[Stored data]
------------

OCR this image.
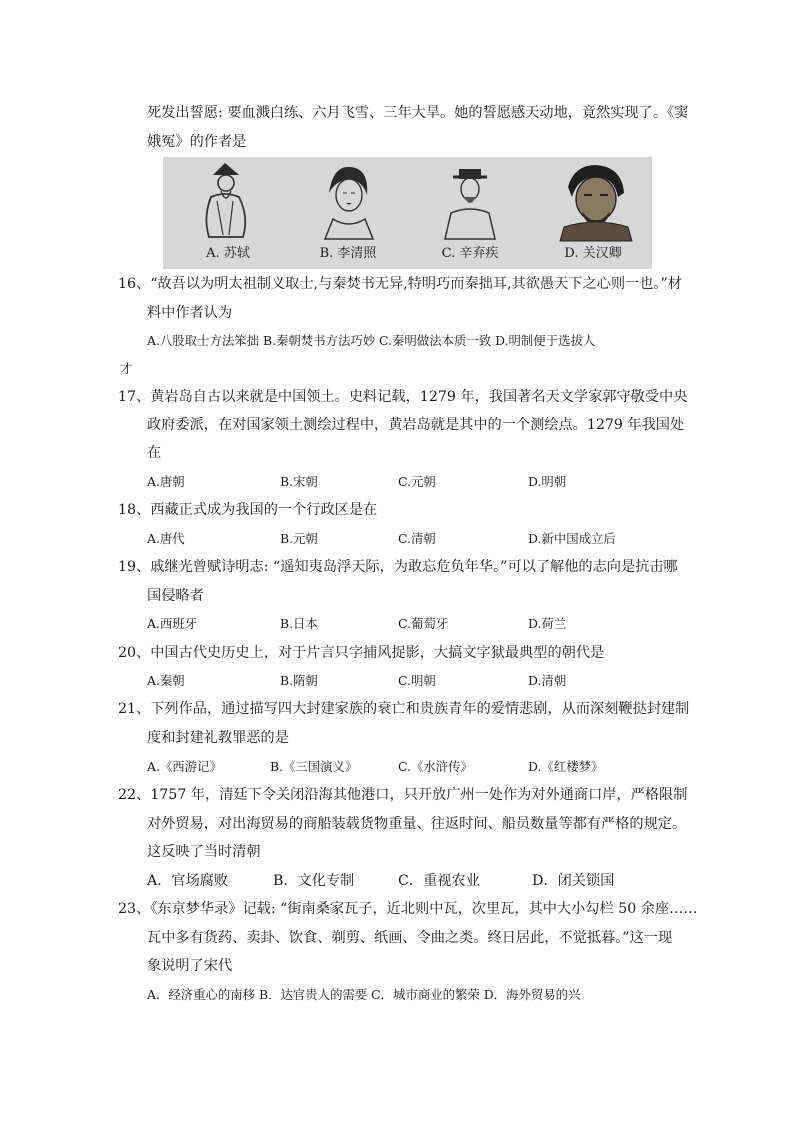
死发出誓愿: 要血溅白练、六月飞雪、三年大旱。她的誓愿感天动地，竟然实现了。《窦
娥冤》的作者是
A. 苏轼	B. 李清照	C. 辛弃疾	D. 关汉卿
16、“故吾以为明太祖制义取士,与秦焚书无异,特明巧而秦拙耳,其欲愚天下之心则一也。”材
料中作者认为
A.八股取士方法笨拙 B.秦朝焚书方法巧妙 C.秦明做法本质一致 D.明制便于选拔人
才
17、黄岩岛自古以来就是中国领土。史料记载，1279 年，我国著名天文学家郭守敬受中央
政府委派，在对国家领土测绘过程中，黄岩岛就是其中的一个测绘点。1279 年我国处
在
A.唐朝	B.宋朝	C.元朝	D.明朝
18、西藏正式成为我国的一个行政区是在
A.唐代	B.元朝	C.清朝	D.新中国成立后
19、戚继光曾赋诗明志: “遥知夷岛浮天际，为敢忘危负年华。”可以了解他的志向是抗击哪
国侵略者
A.西班牙	B.日本	C.葡萄牙	D.荷兰
20、中国古代史历史上，对于片言只字捕风捉影，大搞文字狱最典型的朝代是
A.秦朝	B.隋朝	C.明朝	D.清朝
21、下列作品，通过描写四大封建家族的衰亡和贵族青年的爱情悲剧，从而深刻鞭挞封建制
度和封建礼教罪恶的是
A.《西游记》	B.《三国演义》	C.《水浒传》	D.《红楼梦》
22、1757 年，清廷下令关闭沿海其他港口，只开放广州一处作为对外通商口岸，严格限制
对外贸易，对出海贸易的商船装载货物重量、往返时间、船员数量等都有严格的规定。
这反映了当时清朝
A．官场腐败	B．文化专制	C．重视农业	D．闭关锁国
23、《东京梦华录》记载: “街南桑家瓦子，近北则中瓦，次里瓦，其中大小勾栏 50 余座……
瓦中多有货药、卖卦、饮食、剃剪、纸画、令曲之类。终日居此，不觉抵暮。”这一现
象说明了宋代
A．经济重心的南移 B．达官贵人的需要 C．城市商业的繁荣 D．海外贸易的兴
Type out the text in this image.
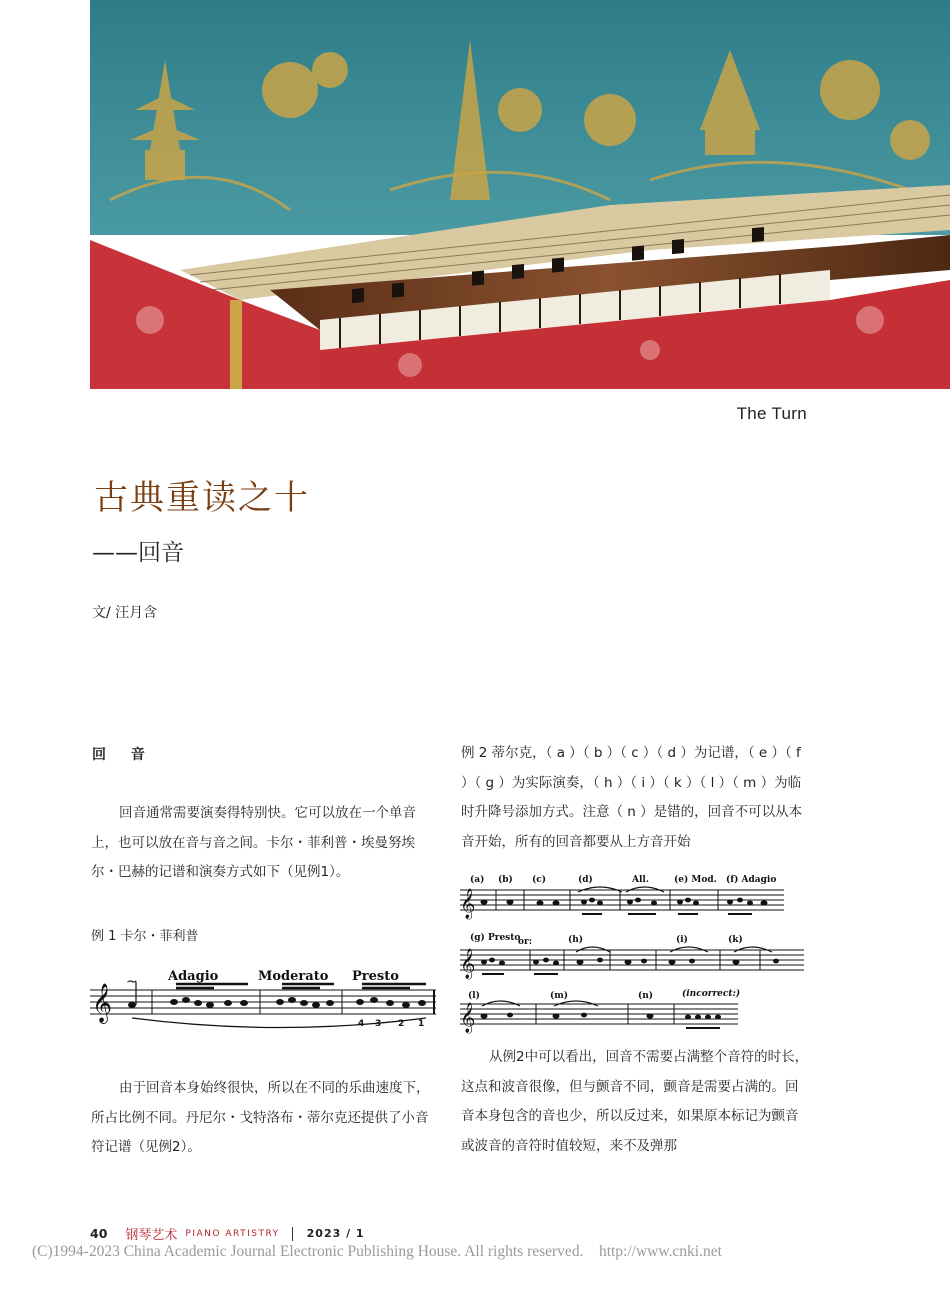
The Turn
古典重读之十
——回音
文/ 汪月含
回 音

回音通常需要演奏得特别快。它可以放在一个单音上，也可以放在音与音之间。卡尔・菲利普・埃曼努埃尔・巴赫的记谱和演奏方式如下（见例1）。

例 1 卡尔・菲利普
𝄞
~ Adagio	Moderato Presto
4 3 2 1

由于回音本身始终很快，所以在不同的乐曲速度下，所占比例不同。丹尼尔・戈特洛布・蒂尔克还提供了小音符记谱（见例2）。

例 2 蒂尔克，（ a ）（ b ）（ c ）（ d ）为记谱，（ e ）（ f ）（ g ）为实际演奏，（ h ）（ i ）（ k ）（ l ）（ m ）为临时升降号添加方式。注意（ n ）是错的，回音不可以从本音开始，所有的回音都要从上方音开始

(a) (b) (c)	(d)	All.	(e) Mod. (f) Adagio
(g) Presto
or:	(h)	(i)	(k)
(l)	(m)	(n)	(incorrect:)
𝄞
𝄞
𝄞

从例2中可以看出，回音不需要占满整个音符的时长，这点和波音很像，但与颤音不同，颤音是需要占满的。回音本身包含的音也少，所以反过来，如果原本标记为颤音或波音的音符时值较短，来不及弹那

40 钢琴艺术 PIANO ARTISTRY 2023 / 1
(C)1994-2023 China Academic Journal Electronic Publishing House. All rights reserved.    http://www.cnki.net
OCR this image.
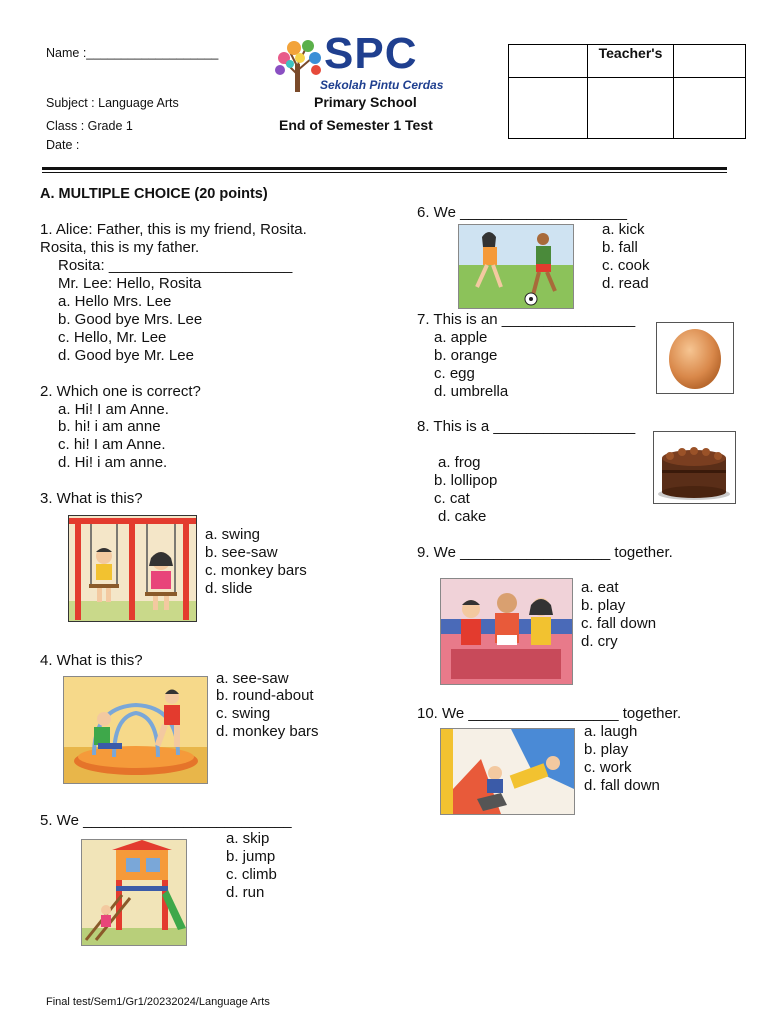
Name :___________________
Subject : Language Arts
Class : Grade 1
Date :
SPC
Sekolah Pintu Cerdas
Primary School
End of Semester 1 Test
	Teacher's	

A. MULTIPLE CHOICE (20 points)
1. Alice: Father, this is my friend, Rosita.
Rosita, this is my father.
Rosita: ______________________
Mr. Lee: Hello, Rosita
a. Hello Mrs. Lee
b. Good bye Mrs. Lee
c. Hello, Mr. Lee
d. Good bye Mr. Lee
2. Which one is correct?
a. Hi! I am Anne.
b. hi! i am anne
c. hi! I am Anne.
d. Hi! i am anne.
3. What is this?
a. swing
b. see-saw
c. monkey bars
d. slide
4. What is this?
a. see-saw
b. round-about
c. swing
d. monkey bars
5. We _________________________
a. skip
b. jump
c. climb
d. run
6. We ____________________
a. kick
b. fall
c. cook
d. read
7. This is an ________________
a. apple
b. orange
c. egg
d. umbrella
8. This is a _________________
a. frog
b. lollipop
c. cat
d. cake
9. We __________________ together.
a. eat
b. play
c. fall down
d. cry
10. We __________________ together.
a. laugh
b. play
c. work
d. fall down
Final test/Sem1/Gr1/20232024/Language Arts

------------

**Task objective:** From the entries above, copy every line containing the word "Adagio".

**Reply:**
~ Adagio	Moderato Presto
(a) (b) (c)	(d)	All.	(e) Mod. (f) Adagio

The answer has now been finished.